_Stored entries_:
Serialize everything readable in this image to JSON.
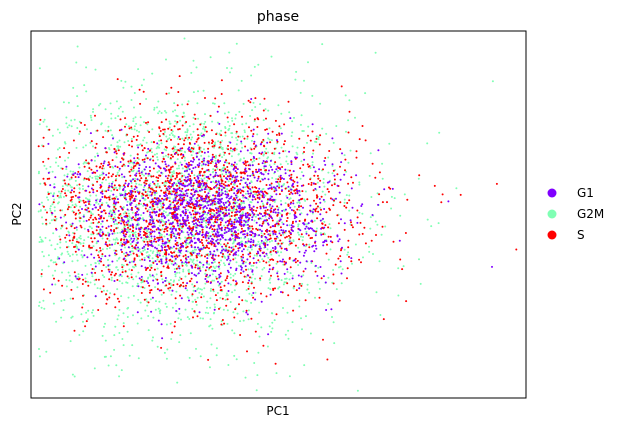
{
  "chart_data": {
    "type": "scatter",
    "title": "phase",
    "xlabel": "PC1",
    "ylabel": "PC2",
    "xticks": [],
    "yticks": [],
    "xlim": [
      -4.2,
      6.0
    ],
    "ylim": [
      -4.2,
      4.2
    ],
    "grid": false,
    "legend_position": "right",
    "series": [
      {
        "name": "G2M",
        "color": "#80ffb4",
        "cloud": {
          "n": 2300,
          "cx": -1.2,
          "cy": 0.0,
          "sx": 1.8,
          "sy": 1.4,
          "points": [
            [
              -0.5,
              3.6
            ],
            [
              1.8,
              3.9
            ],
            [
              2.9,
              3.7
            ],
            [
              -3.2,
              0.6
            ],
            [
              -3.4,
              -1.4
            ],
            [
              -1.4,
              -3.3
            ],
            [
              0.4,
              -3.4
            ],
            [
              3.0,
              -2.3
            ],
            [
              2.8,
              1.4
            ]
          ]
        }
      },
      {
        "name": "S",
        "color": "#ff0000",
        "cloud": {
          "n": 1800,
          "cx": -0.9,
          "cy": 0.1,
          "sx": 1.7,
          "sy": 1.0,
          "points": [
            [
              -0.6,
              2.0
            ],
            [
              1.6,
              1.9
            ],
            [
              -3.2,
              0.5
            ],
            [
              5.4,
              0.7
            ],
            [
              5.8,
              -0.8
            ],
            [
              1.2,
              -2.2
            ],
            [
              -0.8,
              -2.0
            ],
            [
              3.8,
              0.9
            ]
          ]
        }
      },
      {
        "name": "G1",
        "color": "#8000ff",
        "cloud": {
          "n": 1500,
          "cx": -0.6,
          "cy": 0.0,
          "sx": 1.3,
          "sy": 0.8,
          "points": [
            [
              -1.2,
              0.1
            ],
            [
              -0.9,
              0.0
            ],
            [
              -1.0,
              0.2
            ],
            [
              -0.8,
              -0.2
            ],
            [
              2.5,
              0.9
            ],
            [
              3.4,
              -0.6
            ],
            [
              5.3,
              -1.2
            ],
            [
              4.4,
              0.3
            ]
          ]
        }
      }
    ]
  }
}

_Directions_: Copy out every line of the material above exactly, skipping the pictures.

_Result of this exercise_:
Serialize everything readable in this image to JSON.
{
  "chart_data": {
    "type": "scatter",
    "title": "phase",
    "xlabel": "PC1",
    "ylabel": "PC2",
    "xticks": [],
    "yticks": [],
    "xlim": [
      -4.2,
      6.0
    ],
    "ylim": [
      -4.2,
      4.2
    ],
    "grid": false,
    "legend_position": "right",
    "series": [
      {
        "name": "G2M",
        "color": "#80ffb4",
        "cloud": {
          "n": 2300,
          "cx": -1.2,
          "cy": 0.0,
          "sx": 1.8,
          "sy": 1.4,
          "points": [
            [
              -0.5,
              3.6
            ],
            [
              1.8,
              3.9
            ],
            [
              2.9,
              3.7
            ],
            [
              -3.2,
              0.6
            ],
            [
              -3.4,
              -1.4
            ],
            [
              -1.4,
              -3.3
            ],
            [
              0.4,
              -3.4
            ],
            [
              3.0,
              -2.3
            ],
            [
              2.8,
              1.4
            ]
          ]
        }
      },
      {
        "name": "S",
        "color": "#ff0000",
        "cloud": {
          "n": 1800,
          "cx": -0.9,
          "cy": 0.1,
          "sx": 1.7,
          "sy": 1.0,
          "points": [
            [
              -0.6,
              2.0
            ],
            [
              1.6,
              1.9
            ],
            [
              -3.2,
              0.5
            ],
            [
              5.4,
              0.7
            ],
            [
              5.8,
              -0.8
            ],
            [
              1.2,
              -2.2
            ],
            [
              -0.8,
              -2.0
            ],
            [
              3.8,
              0.9
            ]
          ]
        }
      },
      {
        "name": "G1",
        "color": "#8000ff",
        "cloud": {
          "n": 1500,
          "cx": -0.6,
          "cy": 0.0,
          "sx": 1.3,
          "sy": 0.8,
          "points": [
            [
              -1.2,
              0.1
            ],
            [
              -0.9,
              0.0
            ],
            [
              -1.0,
              0.2
            ],
            [
              -0.8,
              -0.2
            ],
            [
              2.5,
              0.9
            ],
            [
              3.4,
              -0.6
            ],
            [
              5.3,
              -1.2
            ],
            [
              4.4,
              0.3
            ]
          ]
        }
      }
    ]
  }
}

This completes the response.